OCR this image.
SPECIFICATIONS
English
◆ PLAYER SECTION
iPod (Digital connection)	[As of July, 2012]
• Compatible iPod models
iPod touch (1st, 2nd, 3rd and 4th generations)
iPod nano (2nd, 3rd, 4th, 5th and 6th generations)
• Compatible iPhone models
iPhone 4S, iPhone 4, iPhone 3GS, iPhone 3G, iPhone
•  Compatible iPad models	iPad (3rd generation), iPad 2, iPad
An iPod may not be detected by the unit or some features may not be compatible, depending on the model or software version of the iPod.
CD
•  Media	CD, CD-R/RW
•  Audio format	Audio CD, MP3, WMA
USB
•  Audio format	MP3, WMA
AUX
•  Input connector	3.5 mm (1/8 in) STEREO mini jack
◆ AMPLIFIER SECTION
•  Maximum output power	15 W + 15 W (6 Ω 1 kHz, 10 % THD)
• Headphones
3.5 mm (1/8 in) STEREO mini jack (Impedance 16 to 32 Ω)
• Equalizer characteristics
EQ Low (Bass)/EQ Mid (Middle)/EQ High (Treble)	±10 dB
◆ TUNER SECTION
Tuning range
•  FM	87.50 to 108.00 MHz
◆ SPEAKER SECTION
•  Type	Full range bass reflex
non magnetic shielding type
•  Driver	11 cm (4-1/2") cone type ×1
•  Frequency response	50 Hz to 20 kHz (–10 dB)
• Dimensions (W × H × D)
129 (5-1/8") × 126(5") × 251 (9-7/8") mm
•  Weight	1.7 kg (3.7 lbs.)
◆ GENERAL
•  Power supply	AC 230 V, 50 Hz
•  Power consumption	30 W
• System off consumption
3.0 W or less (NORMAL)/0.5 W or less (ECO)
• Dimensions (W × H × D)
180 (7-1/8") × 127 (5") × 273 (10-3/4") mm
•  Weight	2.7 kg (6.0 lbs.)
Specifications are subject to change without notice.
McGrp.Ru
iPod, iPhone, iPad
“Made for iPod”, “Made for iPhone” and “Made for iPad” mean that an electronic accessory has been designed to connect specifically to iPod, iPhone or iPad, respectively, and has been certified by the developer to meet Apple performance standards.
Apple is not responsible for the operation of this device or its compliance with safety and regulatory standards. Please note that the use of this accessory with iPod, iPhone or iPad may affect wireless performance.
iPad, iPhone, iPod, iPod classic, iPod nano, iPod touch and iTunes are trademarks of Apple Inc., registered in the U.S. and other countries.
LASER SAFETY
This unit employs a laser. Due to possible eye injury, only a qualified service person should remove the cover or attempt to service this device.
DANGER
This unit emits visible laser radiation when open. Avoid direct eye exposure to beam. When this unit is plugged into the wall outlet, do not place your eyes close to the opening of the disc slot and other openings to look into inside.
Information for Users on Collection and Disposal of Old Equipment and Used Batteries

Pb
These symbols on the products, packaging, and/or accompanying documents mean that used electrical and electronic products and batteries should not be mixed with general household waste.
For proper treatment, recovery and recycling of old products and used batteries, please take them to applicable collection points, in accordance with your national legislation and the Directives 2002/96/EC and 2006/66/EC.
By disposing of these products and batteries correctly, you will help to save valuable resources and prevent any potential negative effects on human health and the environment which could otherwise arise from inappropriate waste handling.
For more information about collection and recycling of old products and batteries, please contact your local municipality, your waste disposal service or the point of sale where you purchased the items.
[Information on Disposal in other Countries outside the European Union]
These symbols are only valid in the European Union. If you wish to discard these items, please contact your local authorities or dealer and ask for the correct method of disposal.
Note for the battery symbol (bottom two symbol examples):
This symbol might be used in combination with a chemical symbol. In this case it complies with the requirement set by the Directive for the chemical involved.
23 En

::::

- Your instructions
Retype every entry above, word for word.

- Response
OCR this image.
SPECIFICATIONS
English
◆ PLAYER SECTION
iPod (Digital connection)	[As of July, 2012]
• Compatible iPod models
iPod touch (1st, 2nd, 3rd and 4th generations)
iPod nano (2nd, 3rd, 4th, 5th and 6th generations)
• Compatible iPhone models
iPhone 4S, iPhone 4, iPhone 3GS, iPhone 3G, iPhone
•  Compatible iPad models	iPad (3rd generation), iPad 2, iPad
An iPod may not be detected by the unit or some features may not be compatible, depending on the model or software version of the iPod.
CD
•  Media	CD, CD-R/RW
•  Audio format	Audio CD, MP3, WMA
USB
•  Audio format	MP3, WMA
AUX
•  Input connector	3.5 mm (1/8 in) STEREO mini jack
◆ AMPLIFIER SECTION
•  Maximum output power	15 W + 15 W (6 Ω 1 kHz, 10 % THD)
• Headphones
3.5 mm (1/8 in) STEREO mini jack (Impedance 16 to 32 Ω)
• Equalizer characteristics
EQ Low (Bass)/EQ Mid (Middle)/EQ High (Treble)	±10 dB
◆ TUNER SECTION
Tuning range
•  FM	87.50 to 108.00 MHz
◆ SPEAKER SECTION
•  Type	Full range bass reflex
non magnetic shielding type
•  Driver	11 cm (4-1/2") cone type ×1
•  Frequency response	50 Hz to 20 kHz (–10 dB)
• Dimensions (W × H × D)
129 (5-1/8") × 126(5") × 251 (9-7/8") mm
•  Weight	1.7 kg (3.7 lbs.)
◆ GENERAL
•  Power supply	AC 230 V, 50 Hz
•  Power consumption	30 W
• System off consumption
3.0 W or less (NORMAL)/0.5 W or less (ECO)
• Dimensions (W × H × D)
180 (7-1/8") × 127 (5") × 273 (10-3/4") mm
•  Weight	2.7 kg (6.0 lbs.)
Specifications are subject to change without notice.
McGrp.Ru
iPod, iPhone, iPad
“Made for iPod”, “Made for iPhone” and “Made for iPad” mean that an electronic accessory has been designed to connect specifically to iPod, iPhone or iPad, respectively, and has been certified by the developer to meet Apple performance standards.
Apple is not responsible for the operation of this device or its compliance with safety and regulatory standards. Please note that the use of this accessory with iPod, iPhone or iPad may affect wireless performance.
iPad, iPhone, iPod, iPod classic, iPod nano, iPod touch and iTunes are trademarks of Apple Inc., registered in the U.S. and other countries.
LASER SAFETY
This unit employs a laser. Due to possible eye injury, only a qualified service person should remove the cover or attempt to service this device.
DANGER
This unit emits visible laser radiation when open. Avoid direct eye exposure to beam. When this unit is plugged into the wall outlet, do not place your eyes close to the opening of the disc slot and other openings to look into inside.
Information for Users on Collection and Disposal of Old Equipment and Used Batteries

Pb
These symbols on the products, packaging, and/or accompanying documents mean that used electrical and electronic products and batteries should not be mixed with general household waste.
For proper treatment, recovery and recycling of old products and used batteries, please take them to applicable collection points, in accordance with your national legislation and the Directives 2002/96/EC and 2006/66/EC.
By disposing of these products and batteries correctly, you will help to save valuable resources and prevent any potential negative effects on human health and the environment which could otherwise arise from inappropriate waste handling.
For more information about collection and recycling of old products and batteries, please contact your local municipality, your waste disposal service or the point of sale where you purchased the items.
[Information on Disposal in other Countries outside the European Union]
These symbols are only valid in the European Union. If you wish to discard these items, please contact your local authorities or dealer and ask for the correct method of disposal.
Note for the battery symbol (bottom two symbol examples):
This symbol might be used in combination with a chemical symbol. In this case it complies with the requirement set by the Directive for the chemical involved.
23 En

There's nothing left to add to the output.